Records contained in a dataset
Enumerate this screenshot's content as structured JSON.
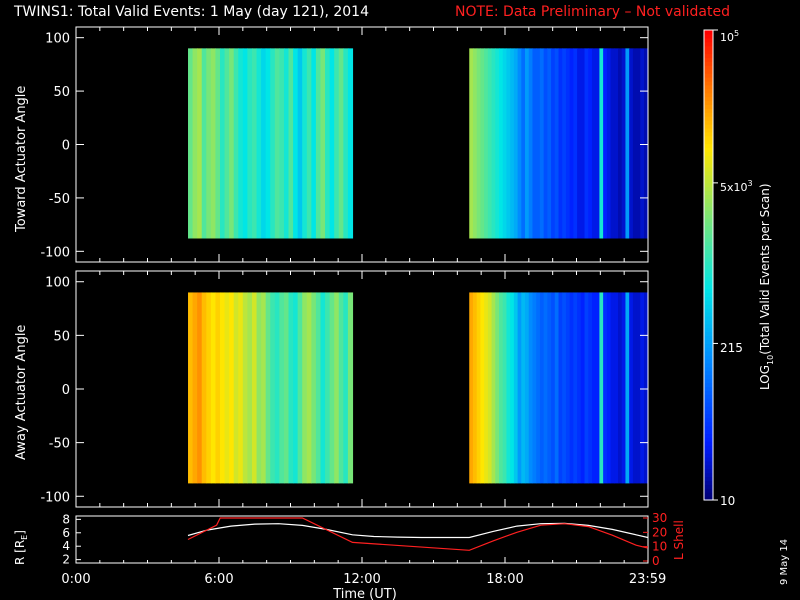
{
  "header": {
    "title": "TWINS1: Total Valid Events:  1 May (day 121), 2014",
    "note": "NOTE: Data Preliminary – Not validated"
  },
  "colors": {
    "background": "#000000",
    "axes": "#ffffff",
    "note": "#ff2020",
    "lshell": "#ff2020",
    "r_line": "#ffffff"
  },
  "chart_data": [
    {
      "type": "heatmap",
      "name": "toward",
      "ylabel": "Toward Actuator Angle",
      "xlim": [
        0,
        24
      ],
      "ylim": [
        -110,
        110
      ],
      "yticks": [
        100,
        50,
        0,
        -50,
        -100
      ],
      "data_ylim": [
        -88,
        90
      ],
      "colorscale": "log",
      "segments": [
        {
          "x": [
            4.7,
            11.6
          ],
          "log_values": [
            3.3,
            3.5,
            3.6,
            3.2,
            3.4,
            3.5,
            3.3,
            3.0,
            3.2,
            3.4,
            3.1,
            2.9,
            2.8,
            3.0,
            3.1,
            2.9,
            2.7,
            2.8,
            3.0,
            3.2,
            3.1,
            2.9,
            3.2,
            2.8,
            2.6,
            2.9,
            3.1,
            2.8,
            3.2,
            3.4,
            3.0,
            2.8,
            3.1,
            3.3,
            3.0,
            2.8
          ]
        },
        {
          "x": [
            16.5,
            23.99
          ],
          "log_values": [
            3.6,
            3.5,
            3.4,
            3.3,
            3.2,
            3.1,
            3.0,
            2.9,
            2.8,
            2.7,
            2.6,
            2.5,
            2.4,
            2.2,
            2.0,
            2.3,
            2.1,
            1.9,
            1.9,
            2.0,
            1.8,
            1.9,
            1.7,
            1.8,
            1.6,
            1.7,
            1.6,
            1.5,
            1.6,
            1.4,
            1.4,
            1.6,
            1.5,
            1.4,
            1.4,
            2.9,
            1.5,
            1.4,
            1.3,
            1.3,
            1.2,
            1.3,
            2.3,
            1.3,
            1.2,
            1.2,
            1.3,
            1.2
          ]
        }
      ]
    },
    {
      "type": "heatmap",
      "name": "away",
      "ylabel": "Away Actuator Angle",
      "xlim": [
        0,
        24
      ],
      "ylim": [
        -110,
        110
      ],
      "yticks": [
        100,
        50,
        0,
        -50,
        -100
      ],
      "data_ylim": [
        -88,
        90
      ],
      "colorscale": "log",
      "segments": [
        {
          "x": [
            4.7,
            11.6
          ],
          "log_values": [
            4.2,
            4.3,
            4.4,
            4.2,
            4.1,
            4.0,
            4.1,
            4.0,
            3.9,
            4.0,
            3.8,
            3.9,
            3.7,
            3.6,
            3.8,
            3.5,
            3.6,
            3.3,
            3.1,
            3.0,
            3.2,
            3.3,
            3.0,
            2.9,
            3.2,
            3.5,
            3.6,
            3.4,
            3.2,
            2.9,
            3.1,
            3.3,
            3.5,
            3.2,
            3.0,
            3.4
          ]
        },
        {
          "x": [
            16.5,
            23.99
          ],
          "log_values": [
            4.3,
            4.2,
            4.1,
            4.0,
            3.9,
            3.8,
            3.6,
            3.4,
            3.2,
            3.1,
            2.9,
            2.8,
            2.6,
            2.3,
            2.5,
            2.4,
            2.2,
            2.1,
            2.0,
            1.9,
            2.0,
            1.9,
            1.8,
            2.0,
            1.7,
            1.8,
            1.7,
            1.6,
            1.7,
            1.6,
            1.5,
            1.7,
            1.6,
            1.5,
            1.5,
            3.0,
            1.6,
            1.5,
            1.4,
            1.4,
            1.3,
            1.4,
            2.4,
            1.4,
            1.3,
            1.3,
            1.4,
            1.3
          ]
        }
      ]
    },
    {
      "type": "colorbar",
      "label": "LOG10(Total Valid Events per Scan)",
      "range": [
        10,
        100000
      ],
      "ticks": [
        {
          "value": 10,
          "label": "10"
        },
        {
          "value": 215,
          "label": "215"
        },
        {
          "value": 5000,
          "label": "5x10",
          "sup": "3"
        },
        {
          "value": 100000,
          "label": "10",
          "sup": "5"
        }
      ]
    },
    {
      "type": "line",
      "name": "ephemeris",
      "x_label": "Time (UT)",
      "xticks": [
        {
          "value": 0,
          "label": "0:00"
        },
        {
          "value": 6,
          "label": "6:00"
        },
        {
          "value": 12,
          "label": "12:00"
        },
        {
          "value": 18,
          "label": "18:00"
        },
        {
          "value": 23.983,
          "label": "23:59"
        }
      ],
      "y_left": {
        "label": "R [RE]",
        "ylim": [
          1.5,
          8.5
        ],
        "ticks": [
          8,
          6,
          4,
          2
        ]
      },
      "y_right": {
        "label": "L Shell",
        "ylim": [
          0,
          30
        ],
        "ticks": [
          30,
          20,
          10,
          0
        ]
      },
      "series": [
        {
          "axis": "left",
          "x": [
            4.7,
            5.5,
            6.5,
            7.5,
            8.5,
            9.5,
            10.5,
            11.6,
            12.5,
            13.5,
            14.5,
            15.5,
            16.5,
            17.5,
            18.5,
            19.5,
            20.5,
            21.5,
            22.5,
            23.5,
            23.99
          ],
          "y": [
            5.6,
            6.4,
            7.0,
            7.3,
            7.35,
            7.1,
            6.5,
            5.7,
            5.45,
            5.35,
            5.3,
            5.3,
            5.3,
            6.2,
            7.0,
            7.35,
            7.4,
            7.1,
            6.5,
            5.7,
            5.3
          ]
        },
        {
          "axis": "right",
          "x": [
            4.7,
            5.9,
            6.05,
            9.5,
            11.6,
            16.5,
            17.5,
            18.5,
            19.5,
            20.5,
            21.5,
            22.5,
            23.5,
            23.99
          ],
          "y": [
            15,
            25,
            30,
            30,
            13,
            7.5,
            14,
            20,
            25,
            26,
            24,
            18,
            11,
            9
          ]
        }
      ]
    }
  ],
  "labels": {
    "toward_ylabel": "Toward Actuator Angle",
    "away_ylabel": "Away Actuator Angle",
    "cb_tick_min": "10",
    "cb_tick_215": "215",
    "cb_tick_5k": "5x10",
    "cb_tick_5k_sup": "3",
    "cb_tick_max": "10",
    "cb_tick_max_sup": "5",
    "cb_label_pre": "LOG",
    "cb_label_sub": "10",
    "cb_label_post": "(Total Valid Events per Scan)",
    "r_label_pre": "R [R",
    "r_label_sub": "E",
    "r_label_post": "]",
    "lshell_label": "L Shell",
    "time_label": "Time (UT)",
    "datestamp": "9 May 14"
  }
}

...

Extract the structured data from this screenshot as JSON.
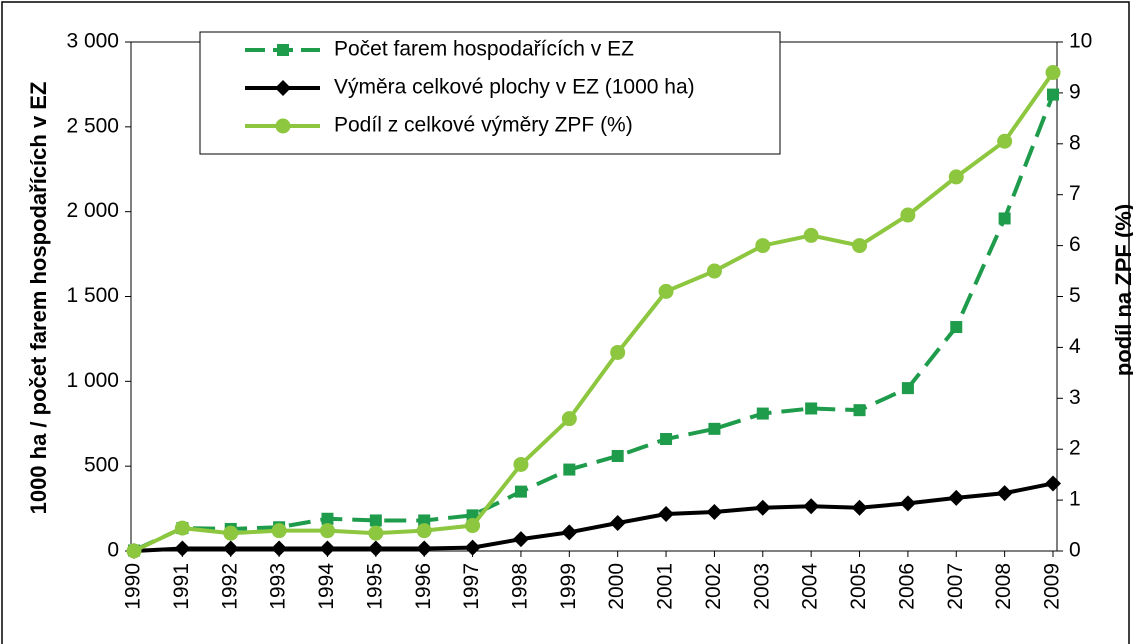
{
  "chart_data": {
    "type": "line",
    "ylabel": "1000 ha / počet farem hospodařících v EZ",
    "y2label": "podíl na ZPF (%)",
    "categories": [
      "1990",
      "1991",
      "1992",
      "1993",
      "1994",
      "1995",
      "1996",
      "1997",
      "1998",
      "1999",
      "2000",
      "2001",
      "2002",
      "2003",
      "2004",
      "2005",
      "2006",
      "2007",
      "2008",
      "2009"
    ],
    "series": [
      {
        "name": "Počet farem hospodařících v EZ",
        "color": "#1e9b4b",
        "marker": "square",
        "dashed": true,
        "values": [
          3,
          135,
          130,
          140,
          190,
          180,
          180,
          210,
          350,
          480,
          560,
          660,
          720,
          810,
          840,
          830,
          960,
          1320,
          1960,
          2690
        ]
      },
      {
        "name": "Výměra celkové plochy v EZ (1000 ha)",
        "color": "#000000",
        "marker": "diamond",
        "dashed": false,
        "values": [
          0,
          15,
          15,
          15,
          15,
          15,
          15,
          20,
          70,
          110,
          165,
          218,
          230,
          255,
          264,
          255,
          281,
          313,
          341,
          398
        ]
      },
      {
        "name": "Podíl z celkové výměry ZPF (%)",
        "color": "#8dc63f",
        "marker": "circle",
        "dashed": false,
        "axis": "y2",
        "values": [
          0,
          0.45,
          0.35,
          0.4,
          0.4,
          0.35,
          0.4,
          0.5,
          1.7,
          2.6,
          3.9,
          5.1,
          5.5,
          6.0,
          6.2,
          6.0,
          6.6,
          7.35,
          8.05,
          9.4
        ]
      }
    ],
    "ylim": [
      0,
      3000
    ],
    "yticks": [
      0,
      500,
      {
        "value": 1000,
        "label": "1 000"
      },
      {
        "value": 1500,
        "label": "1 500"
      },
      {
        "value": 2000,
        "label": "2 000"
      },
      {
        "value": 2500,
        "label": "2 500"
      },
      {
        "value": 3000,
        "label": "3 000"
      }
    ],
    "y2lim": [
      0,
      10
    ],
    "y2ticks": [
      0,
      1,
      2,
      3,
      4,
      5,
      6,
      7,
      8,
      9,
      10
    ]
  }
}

▸ **STATED TASK**: In the entries above, locate every line with the word "hospodařících" and copy it.

▸ **PROBLEM SOLUTION**:
    "ylabel": "1000 ha / počet farem hospodařících v EZ",
        "name": "Počet farem hospodařících v EZ",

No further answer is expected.